Problem:
Search the records for "points". Copy every line where it appears.

━━ Data for this exercise ━━

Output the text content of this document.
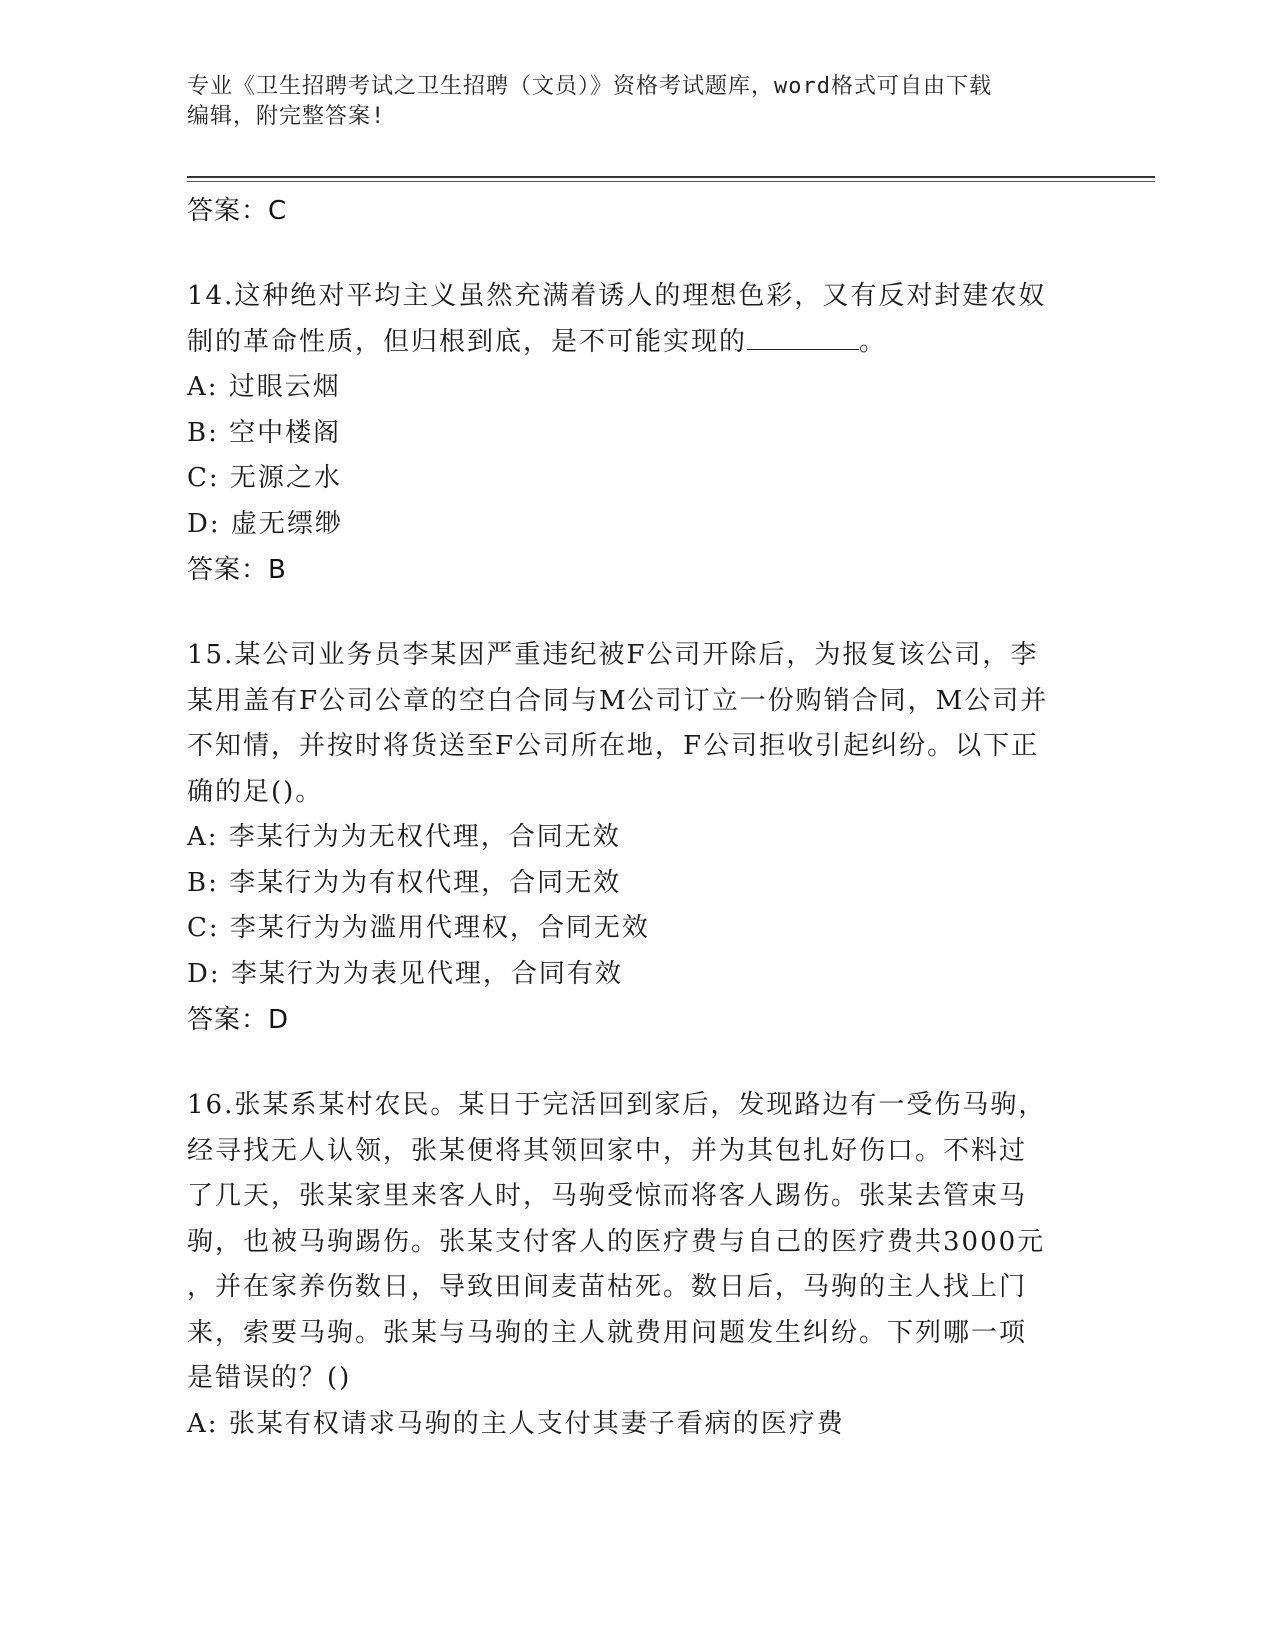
专业《卫生招聘考试之卫生招聘（文员）》资格考试题库，word格式可自由下载
编辑，附完整答案!
答案：C
14.这种绝对平均主义虽然充满着诱人的理想色彩，又有反对封建农奴
制的革命性质，但归根到底，是不可能实现的	。
A: 过眼云烟
B: 空中楼阁
C: 无源之水
D: 虚无缥缈
答案：B
15.某公司业务员李某因严重违纪被F公司开除后，为报复该公司，李
某用盖有F公司公章的空白合同与M公司订立一份购销合同，M公司并
不知情，并按时将货送至F公司所在地，F公司拒收引起纠纷。以下正
确的足()。
A: 李某行为为无权代理，合同无效
B: 李某行为为有权代理，合同无效
C: 李某行为为滥用代理权，合同无效
D: 李某行为为表见代理，合同有效
答案：D
16.张某系某村农民。某日于完活回到家后，发现路边有一受伤马驹，
经寻找无人认领，张某便将其领回家中，并为其包扎好伤口。不料过
了几天，张某家里来客人时，马驹受惊而将客人踢伤。张某去管束马
驹，也被马驹踢伤。张某支付客人的医疗费与自己的医疗费共3000元
，并在家养伤数日，导致田间麦苗枯死。数日后，马驹的主人找上门
来，索要马驹。张某与马驹的主人就费用问题发生纠纷。下列哪一项
是错误的？()
A: 张某有权请求马驹的主人支付其妻子看病的医疗费
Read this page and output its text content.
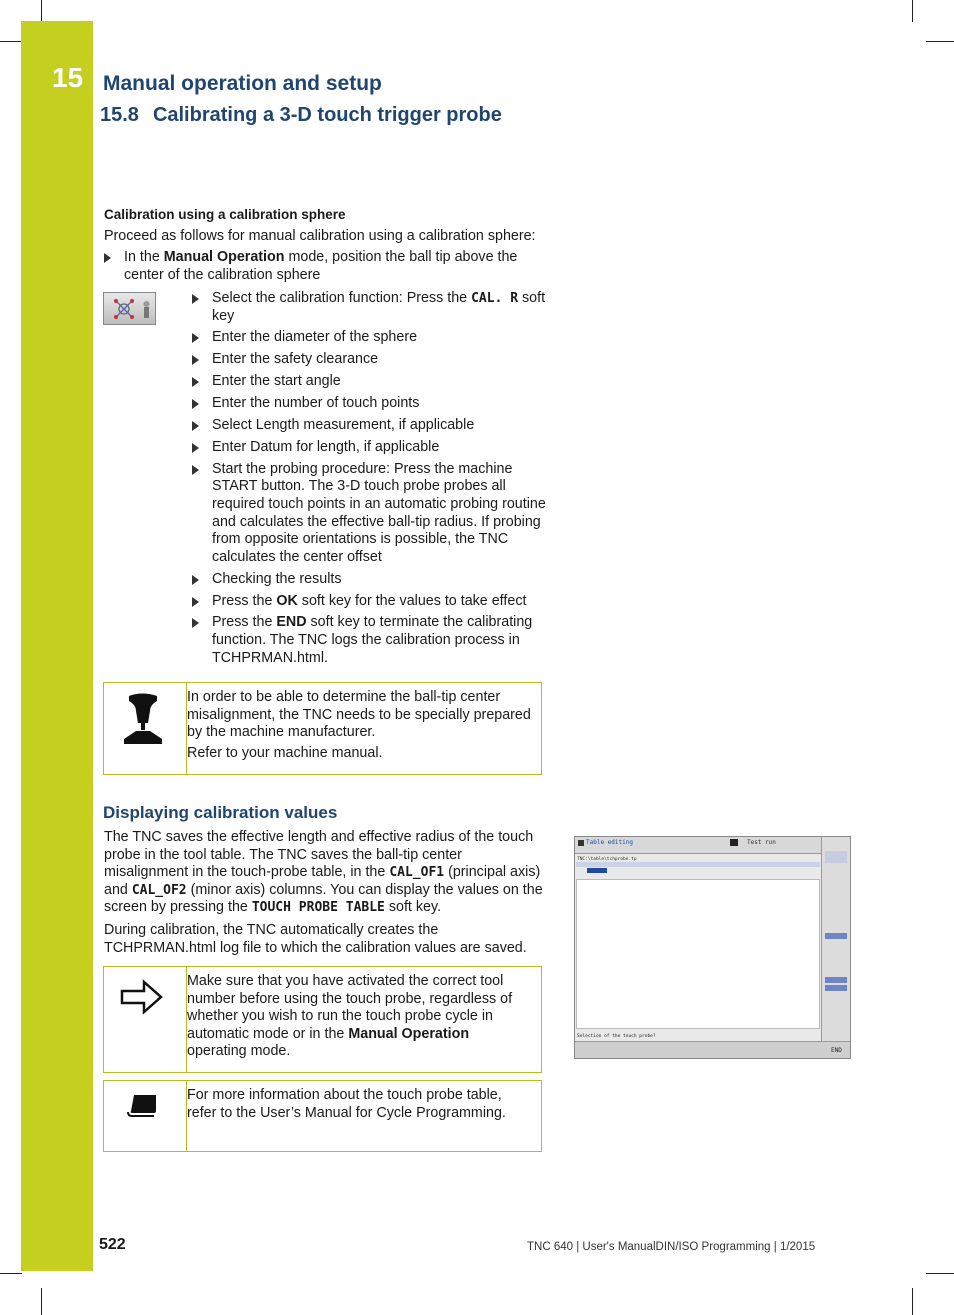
15 Manual operation and setup
15.8 Calibrating a 3-D touch trigger probe
Calibration using a calibration sphere
Proceed as follows for manual calibration using a calibration sphere:
In the Manual Operation mode, position the ball tip above the center of the calibration sphere
Select the calibration function: Press the CAL. R soft key
Enter the diameter of the sphere
Enter the safety clearance
Enter the start angle
Enter the number of touch points
Select Length measurement, if applicable
Enter Datum for length, if applicable
Start the probing procedure: Press the machine START button. The 3-D touch probe probes all required touch points in an automatic probing routine and calculates the effective ball-tip radius. If probing from opposite orientations is possible, the TNC calculates the center offset
Checking the results
Press the OK soft key for the values to take effect
Press the END soft key to terminate the calibrating function. The TNC logs the calibration process in TCHPRMAN.html.
In order to be able to determine the ball-tip center misalignment, the TNC needs to be specially prepared by the machine manufacturer.
Refer to your machine manual.
Displaying calibration values
The TNC saves the effective length and effective radius of the touch probe in the tool table. The TNC saves the ball-tip center misalignment in the touch-probe table, in the CAL_OF1 (principal axis) and CAL_OF2 (minor axis) columns. You can display the values on the screen by pressing the TOUCH PROBE TABLE soft key.
During calibration, the TNC automatically creates the TCHPRMAN.html log file to which the calibration values are saved.
Make sure that you have activated the correct tool number before using the touch probe, regardless of whether you wish to run the touch probe cycle in automatic mode or in the Manual Operation operating mode.
For more information about the touch probe table, refer to the User’s Manual for Cycle Programming.
Table editing	Test run
TNC:\table\tchprobe.tp
Selection of the touch probe?
END
522	TNC 640 | User's ManualDIN/ISO Programming | 1/2015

━━━

Response:
Enter the number of touch points
Start the probing procedure: Press the machine START button. The 3-D touch probe probes all required touch points in an automatic probing routine and calculates the effective ball-tip radius. If probing from opposite orientations is possible, the TNC calculates the center offset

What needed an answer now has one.